• WHAT THIS TASK INVOLVES:
Of the lines in these entries, how many contain the string "English"? Give the number and nothing else.
━━━━
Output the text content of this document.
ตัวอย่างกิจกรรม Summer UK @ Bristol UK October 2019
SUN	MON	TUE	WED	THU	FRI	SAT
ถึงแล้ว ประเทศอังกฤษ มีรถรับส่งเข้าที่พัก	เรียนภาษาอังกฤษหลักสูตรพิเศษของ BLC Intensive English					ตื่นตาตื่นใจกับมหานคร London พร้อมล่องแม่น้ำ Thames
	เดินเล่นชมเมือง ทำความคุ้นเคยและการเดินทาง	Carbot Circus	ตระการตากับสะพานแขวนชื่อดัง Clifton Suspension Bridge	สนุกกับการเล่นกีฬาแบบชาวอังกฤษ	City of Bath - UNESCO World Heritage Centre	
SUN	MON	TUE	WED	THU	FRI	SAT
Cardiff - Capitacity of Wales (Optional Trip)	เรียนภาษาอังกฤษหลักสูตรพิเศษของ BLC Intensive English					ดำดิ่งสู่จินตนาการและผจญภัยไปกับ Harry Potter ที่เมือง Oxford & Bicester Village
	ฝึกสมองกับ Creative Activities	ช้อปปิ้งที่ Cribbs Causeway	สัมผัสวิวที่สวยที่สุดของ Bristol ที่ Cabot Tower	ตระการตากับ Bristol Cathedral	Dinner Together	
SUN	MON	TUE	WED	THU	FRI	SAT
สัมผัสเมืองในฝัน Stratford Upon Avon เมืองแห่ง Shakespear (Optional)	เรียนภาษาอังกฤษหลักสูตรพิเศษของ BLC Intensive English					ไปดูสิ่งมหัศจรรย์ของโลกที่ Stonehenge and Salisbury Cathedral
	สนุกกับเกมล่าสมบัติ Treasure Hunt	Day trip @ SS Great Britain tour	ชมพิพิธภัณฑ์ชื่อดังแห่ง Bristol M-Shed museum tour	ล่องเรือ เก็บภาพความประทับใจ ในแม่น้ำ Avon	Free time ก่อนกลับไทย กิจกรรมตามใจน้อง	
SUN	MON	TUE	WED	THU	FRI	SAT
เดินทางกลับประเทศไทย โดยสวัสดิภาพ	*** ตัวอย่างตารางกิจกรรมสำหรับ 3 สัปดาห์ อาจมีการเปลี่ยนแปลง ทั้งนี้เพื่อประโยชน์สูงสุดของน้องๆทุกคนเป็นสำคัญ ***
━━━━
• SOLUTION:
3